### Instruction
Scan the material below for the string "label", and copy every line where it shows up.

### Data in this exercise
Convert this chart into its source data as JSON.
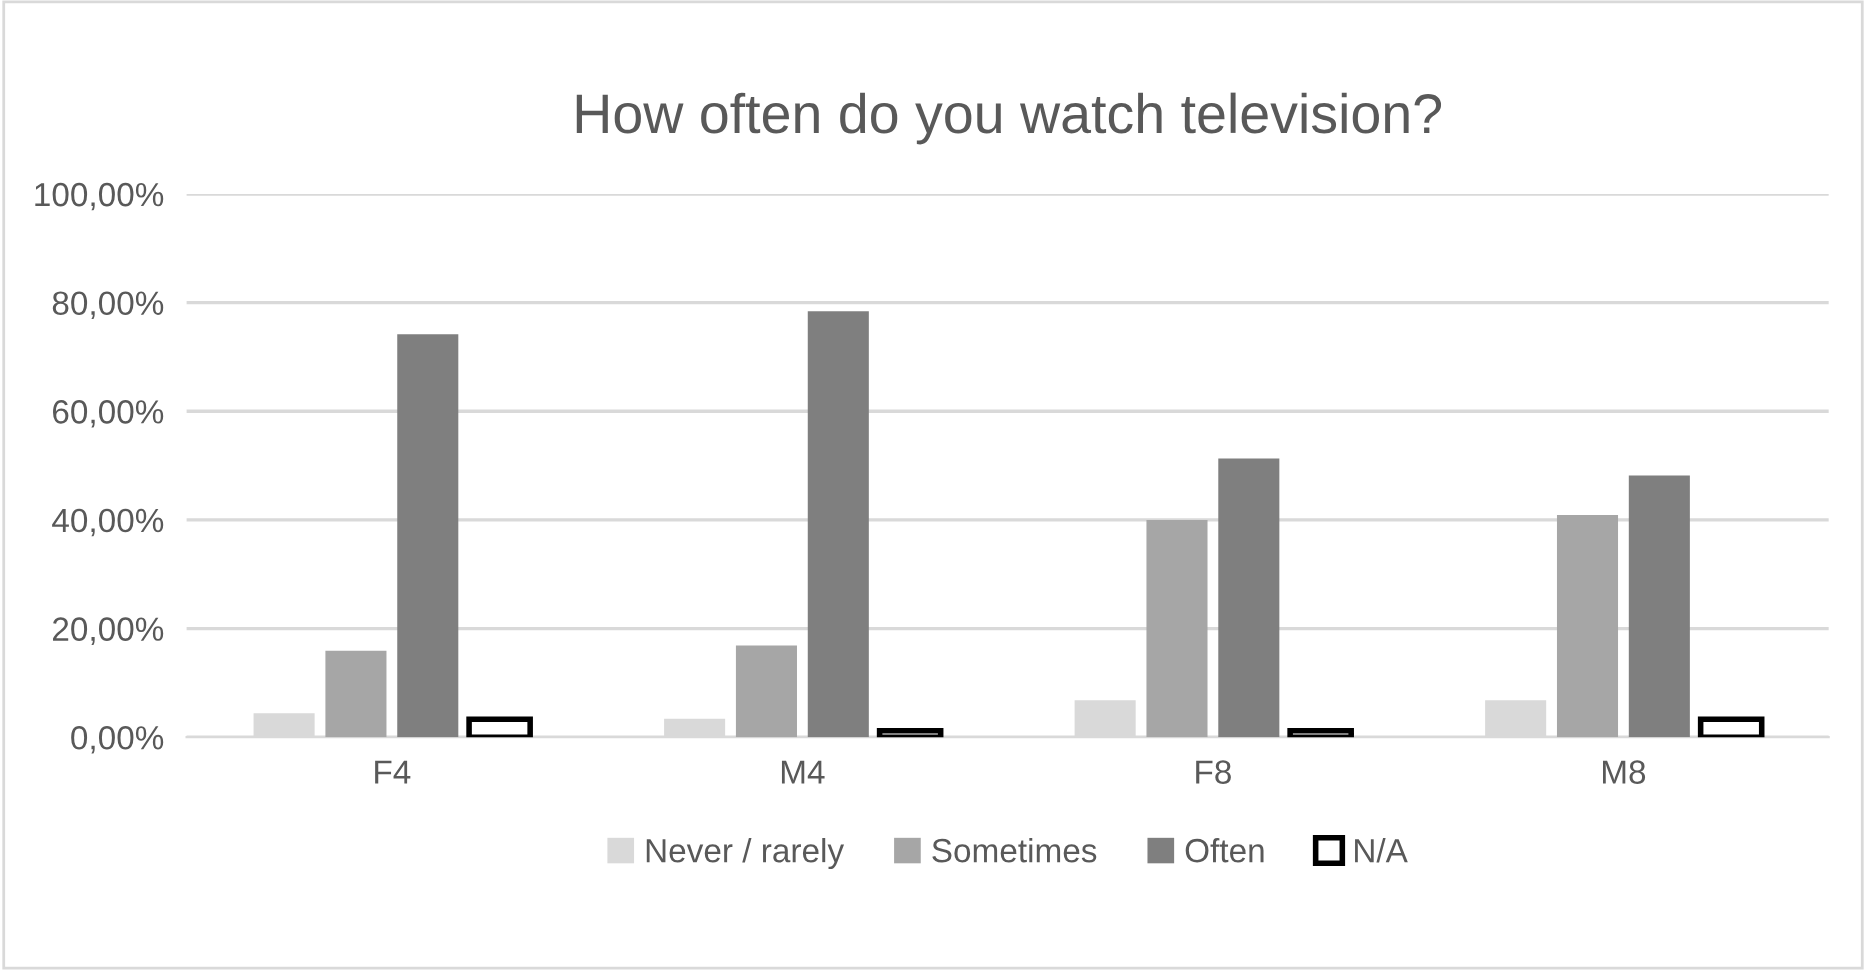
{
  "chart_data": {
    "type": "bar",
    "title": "How often do you watch television?",
    "categories": [
      "F4",
      "M4",
      "F8",
      "M8"
    ],
    "series": [
      {
        "name": "Never / rarely",
        "color": "#d9d9d9",
        "values": [
          4.4,
          3.4,
          6.8,
          6.8
        ]
      },
      {
        "name": "Sometimes",
        "color": "#a6a6a6",
        "values": [
          15.9,
          16.9,
          40.0,
          40.9
        ]
      },
      {
        "name": "Often",
        "color": "#7f7f7f",
        "values": [
          74.2,
          78.4,
          51.3,
          48.2
        ]
      },
      {
        "name": "N/A",
        "color": "#ffffff",
        "values": [
          3.3,
          1.2,
          1.2,
          3.3
        ]
      }
    ],
    "ylim": [
      0,
      100
    ],
    "yticks": [
      {
        "value": 0,
        "label": "0,00%"
      },
      {
        "value": 20,
        "label": "20,00%"
      },
      {
        "value": 40,
        "label": "40,00%"
      },
      {
        "value": 60,
        "label": "60,00%"
      },
      {
        "value": 80,
        "label": "80,00%"
      },
      {
        "value": 100,
        "label": "100,00%"
      }
    ],
    "grid": "y",
    "legend": "bottom"
  }
}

### Solution
        "label": "0,00%"
        "label": "20,00%"
        "label": "40,00%"
        "label": "60,00%"
        "label": "80,00%"
        "label": "100,00%"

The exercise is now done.